Entries with figure data

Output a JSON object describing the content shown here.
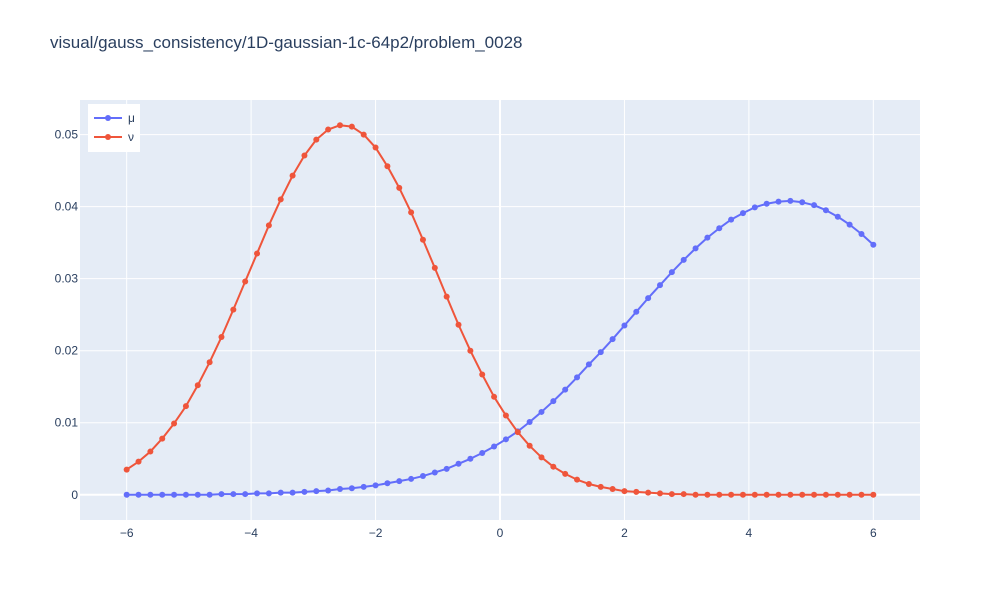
{
  "chart_data": {
    "type": "line",
    "title": "visual/gauss_consistency/1D-gaussian-1c-64p2/problem_0028",
    "xlabel": "",
    "ylabel": "",
    "xlim": [
      -6.75,
      6.75
    ],
    "ylim": [
      -0.0035,
      0.0548
    ],
    "x_ticks": [
      -6,
      -4,
      -2,
      0,
      2,
      4,
      6
    ],
    "x_tick_labels": [
      "−6",
      "−4",
      "−2",
      "0",
      "2",
      "4",
      "6"
    ],
    "y_ticks": [
      0,
      0.01,
      0.02,
      0.03,
      0.04,
      0.05
    ],
    "y_tick_labels": [
      "0",
      "0.01",
      "0.02",
      "0.03",
      "0.04",
      "0.05"
    ],
    "grid": true,
    "legend_position": "top-left",
    "x_range": [
      -6,
      6
    ],
    "n_points": 64,
    "series": [
      {
        "name": "μ",
        "color": "#636efa",
        "values": [
          0.0,
          0.0,
          0.0,
          0.0,
          0.0,
          0.0,
          0.0,
          0.0,
          0.0001,
          0.0001,
          0.0001,
          0.0002,
          0.0002,
          0.0003,
          0.0003,
          0.0004,
          0.0005,
          0.0006,
          0.0008,
          0.0009,
          0.0011,
          0.0013,
          0.0016,
          0.0019,
          0.0022,
          0.0026,
          0.0031,
          0.0036,
          0.0043,
          0.005,
          0.0058,
          0.0067,
          0.0077,
          0.0088,
          0.0101,
          0.0115,
          0.013,
          0.0146,
          0.0163,
          0.0181,
          0.0198,
          0.0216,
          0.0235,
          0.0254,
          0.0273,
          0.0291,
          0.0309,
          0.0326,
          0.0342,
          0.0357,
          0.037,
          0.0382,
          0.0391,
          0.0399,
          0.0404,
          0.0407,
          0.0408,
          0.0406,
          0.0402,
          0.0395,
          0.0386,
          0.0375,
          0.0362,
          0.0347
        ]
      },
      {
        "name": "ν",
        "color": "#ef553b",
        "values": [
          0.0035,
          0.0046,
          0.006,
          0.0078,
          0.0099,
          0.0123,
          0.0152,
          0.0184,
          0.0219,
          0.0257,
          0.0296,
          0.0335,
          0.0374,
          0.041,
          0.0443,
          0.0471,
          0.0493,
          0.0507,
          0.0513,
          0.0511,
          0.05,
          0.0482,
          0.0456,
          0.0426,
          0.0392,
          0.0354,
          0.0315,
          0.0275,
          0.0236,
          0.02,
          0.0167,
          0.0136,
          0.011,
          0.0087,
          0.0068,
          0.0052,
          0.0039,
          0.0029,
          0.0021,
          0.0015,
          0.0011,
          0.0008,
          0.0005,
          0.0004,
          0.0003,
          0.0002,
          0.0001,
          0.0001,
          0.0,
          0.0,
          0.0,
          0.0,
          0.0,
          0.0,
          0.0,
          0.0,
          0.0,
          0.0,
          0.0,
          0.0,
          0.0,
          0.0,
          0.0,
          0.0
        ]
      }
    ]
  }
}
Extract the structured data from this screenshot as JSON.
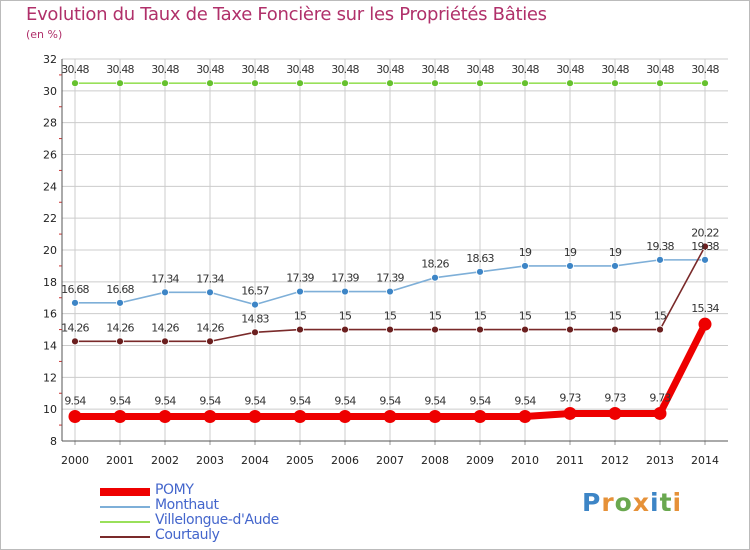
{
  "title": "Evolution du Taux de Taxe Foncière sur les Propriétés Bâties",
  "unit": "(en %)",
  "logo": [
    "P",
    "r",
    "o",
    "x",
    "i",
    "t",
    "i"
  ],
  "chart_data": {
    "type": "line",
    "title": "Evolution du Taux de Taxe Foncière sur les Propriétés Bâties",
    "ylabel": "(en %)",
    "xlabel": "",
    "ylim": [
      8,
      32
    ],
    "yticks": [
      8,
      10,
      12,
      14,
      16,
      18,
      20,
      22,
      24,
      26,
      28,
      30,
      32
    ],
    "categories": [
      "2000",
      "2001",
      "2002",
      "2003",
      "2004",
      "2005",
      "2006",
      "2007",
      "2008",
      "2009",
      "2010",
      "2011",
      "2012",
      "2013",
      "2014"
    ],
    "series": [
      {
        "name": "POMY",
        "color": "#ee0000",
        "marker": "#ee0000",
        "values": [
          9.54,
          9.54,
          9.54,
          9.54,
          9.54,
          9.54,
          9.54,
          9.54,
          9.54,
          9.54,
          9.54,
          9.73,
          9.73,
          9.73,
          15.34
        ],
        "labels": [
          "9.54",
          "9.54",
          "9.54",
          "9.54",
          "9.54",
          "9.54",
          "9.54",
          "9.54",
          "9.54",
          "9.54",
          "9.54",
          "9.73",
          "9.73",
          "9.73",
          "15.34"
        ]
      },
      {
        "name": "Monthaut",
        "color": "#7eafd8",
        "marker": "#3d85c6",
        "values": [
          16.68,
          16.68,
          17.34,
          17.34,
          16.57,
          17.39,
          17.39,
          17.39,
          18.26,
          18.63,
          19,
          19,
          19,
          19.38,
          19.38
        ],
        "labels": [
          "16.68",
          "16.68",
          "17.34",
          "17.34",
          "16.57",
          "17.39",
          "17.39",
          "17.39",
          "18.26",
          "18.63",
          "19",
          "19",
          "19",
          "19.38",
          "19.38"
        ]
      },
      {
        "name": "Villelongue-d'Aude",
        "color": "#99e05a",
        "marker": "#66c12e",
        "values": [
          30.48,
          30.48,
          30.48,
          30.48,
          30.48,
          30.48,
          30.48,
          30.48,
          30.48,
          30.48,
          30.48,
          30.48,
          30.48,
          30.48,
          30.48
        ],
        "labels": [
          "30.48",
          "30.48",
          "30.48",
          "30.48",
          "30.48",
          "30.48",
          "30.48",
          "30.48",
          "30.48",
          "30.48",
          "30.48",
          "30.48",
          "30.48",
          "30.48",
          "30.48"
        ]
      },
      {
        "name": "Courtauly",
        "color": "#7a2a2a",
        "marker": "#6b1f1f",
        "values": [
          14.26,
          14.26,
          14.26,
          14.26,
          14.83,
          15,
          15,
          15,
          15,
          15,
          15,
          15,
          15,
          15,
          20.22
        ],
        "labels": [
          "14.26",
          "14.26",
          "14.26",
          "14.26",
          "14.83",
          "15",
          "15",
          "15",
          "15",
          "15",
          "15",
          "15",
          "15",
          "15",
          "20.22"
        ]
      }
    ],
    "legend_position": "bottom-left"
  }
}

◆ Task to complete
Of the lines above, how many hold the string "title"? Answer with only the number.

◆ Exercise result
3